>>
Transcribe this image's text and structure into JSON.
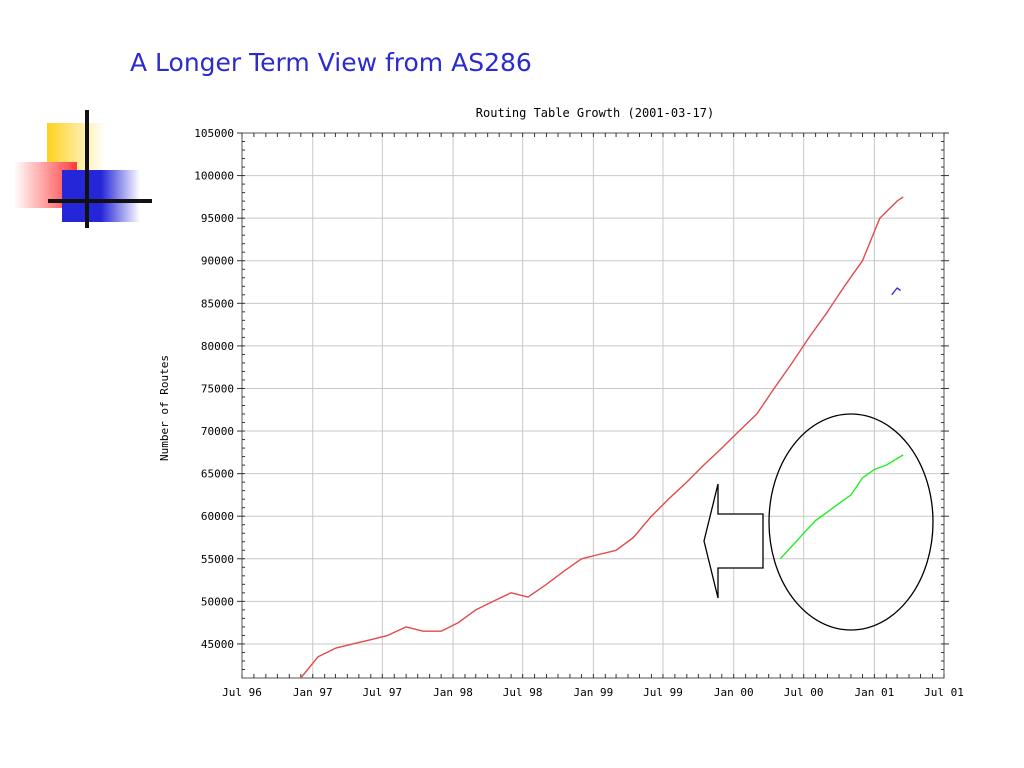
{
  "slide": {
    "title": "A Longer Term View from AS286"
  },
  "colors": {
    "title": "#2b2bd0",
    "logo_yellow": "#ffd21f",
    "logo_red": "#ff3b3b",
    "logo_blue": "#2626d9",
    "series_main": "#e24b4b",
    "series_highlight": "#22ee22",
    "series_small": "#3333dd",
    "grid": "#c8c8c8"
  },
  "chart_data": {
    "type": "line",
    "title": "Routing Table Growth (2001-03-17)",
    "xlabel": "",
    "ylabel": "Number of Routes",
    "ylim": [
      41000,
      105000
    ],
    "xlim": [
      "1996-07",
      "2001-07"
    ],
    "grid": true,
    "x_ticks": [
      "Jul 96",
      "Jan 97",
      "Jul 97",
      "Jan 98",
      "Jul 98",
      "Jan 99",
      "Jul 99",
      "Jan 00",
      "Jul 00",
      "Jan 01",
      "Jul 01"
    ],
    "y_ticks": [
      45000,
      50000,
      55000,
      60000,
      65000,
      70000,
      75000,
      80000,
      85000,
      90000,
      95000,
      100000,
      105000
    ],
    "series": [
      {
        "color": "#e24b4b",
        "x": [
          "1996-12-01",
          "1997-01-15",
          "1997-03-01",
          "1997-04-15",
          "1997-06-01",
          "1997-07-15",
          "1997-09-01",
          "1997-10-15",
          "1997-12-01",
          "1998-01-15",
          "1998-03-01",
          "1998-04-15",
          "1998-06-01",
          "1998-07-15",
          "1998-09-01",
          "1998-10-15",
          "1998-12-01",
          "1999-01-15",
          "1999-03-01",
          "1999-04-15",
          "1999-06-01",
          "1999-07-15",
          "1999-09-01",
          "1999-10-15",
          "1999-12-01",
          "2000-01-15",
          "2000-03-01",
          "2000-04-15",
          "2000-06-01",
          "2000-07-15",
          "2000-09-01",
          "2000-10-15",
          "2000-12-01",
          "2001-01-15",
          "2001-03-01",
          "2001-03-17"
        ],
        "y": [
          41000,
          43500,
          44500,
          45000,
          45500,
          46000,
          47000,
          46500,
          46500,
          47500,
          49000,
          50000,
          51000,
          50500,
          52000,
          53500,
          55000,
          55500,
          56000,
          57500,
          60000,
          62000,
          64000,
          66000,
          68000,
          70000,
          72000,
          75000,
          78000,
          81000,
          84000,
          87000,
          90000,
          95000,
          97000,
          97500
        ]
      },
      {
        "color": "#22ee22",
        "x": [
          "2000-05-01",
          "2000-06-01",
          "2000-07-01",
          "2000-08-01",
          "2000-09-01",
          "2000-10-01",
          "2000-11-01",
          "2000-12-01",
          "2001-01-01",
          "2001-02-01",
          "2001-03-17"
        ],
        "y": [
          55000,
          56500,
          58000,
          59500,
          60500,
          61500,
          62500,
          64500,
          65500,
          66000,
          67200
        ]
      },
      {
        "color": "#3333dd",
        "x": [
          "2001-02-15",
          "2001-03-01",
          "2001-03-10"
        ],
        "y": [
          86000,
          86800,
          86500
        ]
      }
    ],
    "annotations": [
      "arrow pointing left",
      "ellipse around green series"
    ]
  }
}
<<
## [PROBLEM REQUIREMENTS]
Write out all the entries word for word, but skip any images.

## [TASK RESULT]
Transcribe this image's text and structure into JSON.
{
  "slide": {
    "title": "A Longer Term View from AS286"
  },
  "colors": {
    "title": "#2b2bd0",
    "logo_yellow": "#ffd21f",
    "logo_red": "#ff3b3b",
    "logo_blue": "#2626d9",
    "series_main": "#e24b4b",
    "series_highlight": "#22ee22",
    "series_small": "#3333dd",
    "grid": "#c8c8c8"
  },
  "chart_data": {
    "type": "line",
    "title": "Routing Table Growth (2001-03-17)",
    "xlabel": "",
    "ylabel": "Number of Routes",
    "ylim": [
      41000,
      105000
    ],
    "xlim": [
      "1996-07",
      "2001-07"
    ],
    "grid": true,
    "x_ticks": [
      "Jul 96",
      "Jan 97",
      "Jul 97",
      "Jan 98",
      "Jul 98",
      "Jan 99",
      "Jul 99",
      "Jan 00",
      "Jul 00",
      "Jan 01",
      "Jul 01"
    ],
    "y_ticks": [
      45000,
      50000,
      55000,
      60000,
      65000,
      70000,
      75000,
      80000,
      85000,
      90000,
      95000,
      100000,
      105000
    ],
    "series": [
      {
        "color": "#e24b4b",
        "x": [
          "1996-12-01",
          "1997-01-15",
          "1997-03-01",
          "1997-04-15",
          "1997-06-01",
          "1997-07-15",
          "1997-09-01",
          "1997-10-15",
          "1997-12-01",
          "1998-01-15",
          "1998-03-01",
          "1998-04-15",
          "1998-06-01",
          "1998-07-15",
          "1998-09-01",
          "1998-10-15",
          "1998-12-01",
          "1999-01-15",
          "1999-03-01",
          "1999-04-15",
          "1999-06-01",
          "1999-07-15",
          "1999-09-01",
          "1999-10-15",
          "1999-12-01",
          "2000-01-15",
          "2000-03-01",
          "2000-04-15",
          "2000-06-01",
          "2000-07-15",
          "2000-09-01",
          "2000-10-15",
          "2000-12-01",
          "2001-01-15",
          "2001-03-01",
          "2001-03-17"
        ],
        "y": [
          41000,
          43500,
          44500,
          45000,
          45500,
          46000,
          47000,
          46500,
          46500,
          47500,
          49000,
          50000,
          51000,
          50500,
          52000,
          53500,
          55000,
          55500,
          56000,
          57500,
          60000,
          62000,
          64000,
          66000,
          68000,
          70000,
          72000,
          75000,
          78000,
          81000,
          84000,
          87000,
          90000,
          95000,
          97000,
          97500
        ]
      },
      {
        "color": "#22ee22",
        "x": [
          "2000-05-01",
          "2000-06-01",
          "2000-07-01",
          "2000-08-01",
          "2000-09-01",
          "2000-10-01",
          "2000-11-01",
          "2000-12-01",
          "2001-01-01",
          "2001-02-01",
          "2001-03-17"
        ],
        "y": [
          55000,
          56500,
          58000,
          59500,
          60500,
          61500,
          62500,
          64500,
          65500,
          66000,
          67200
        ]
      },
      {
        "color": "#3333dd",
        "x": [
          "2001-02-15",
          "2001-03-01",
          "2001-03-10"
        ],
        "y": [
          86000,
          86800,
          86500
        ]
      }
    ],
    "annotations": [
      "arrow pointing left",
      "ellipse around green series"
    ]
  }
}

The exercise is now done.